SUPPLIED RECORDS:
____
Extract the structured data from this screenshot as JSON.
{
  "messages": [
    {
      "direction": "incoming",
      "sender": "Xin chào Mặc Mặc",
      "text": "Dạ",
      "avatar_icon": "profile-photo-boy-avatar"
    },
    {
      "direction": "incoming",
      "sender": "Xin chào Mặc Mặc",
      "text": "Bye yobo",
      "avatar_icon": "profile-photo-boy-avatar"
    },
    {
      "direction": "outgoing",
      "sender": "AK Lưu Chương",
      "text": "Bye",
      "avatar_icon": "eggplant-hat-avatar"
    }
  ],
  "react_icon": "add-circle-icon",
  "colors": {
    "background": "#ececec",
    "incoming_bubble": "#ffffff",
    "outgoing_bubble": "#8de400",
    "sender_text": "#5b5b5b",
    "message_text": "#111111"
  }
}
____
AIM:
Take the lines above and print them exactly.

FINAL ANSWER:
Extract the structured data from this screenshot as JSON.
{
  "messages": [
    {
      "direction": "incoming",
      "sender": "Xin chào Mặc Mặc",
      "text": "Dạ",
      "avatar_icon": "profile-photo-boy-avatar"
    },
    {
      "direction": "incoming",
      "sender": "Xin chào Mặc Mặc",
      "text": "Bye yobo",
      "avatar_icon": "profile-photo-boy-avatar"
    },
    {
      "direction": "outgoing",
      "sender": "AK Lưu Chương",
      "text": "Bye",
      "avatar_icon": "eggplant-hat-avatar"
    }
  ],
  "react_icon": "add-circle-icon",
  "colors": {
    "background": "#ececec",
    "incoming_bubble": "#ffffff",
    "outgoing_bubble": "#8de400",
    "sender_text": "#5b5b5b",
    "message_text": "#111111"
  }
}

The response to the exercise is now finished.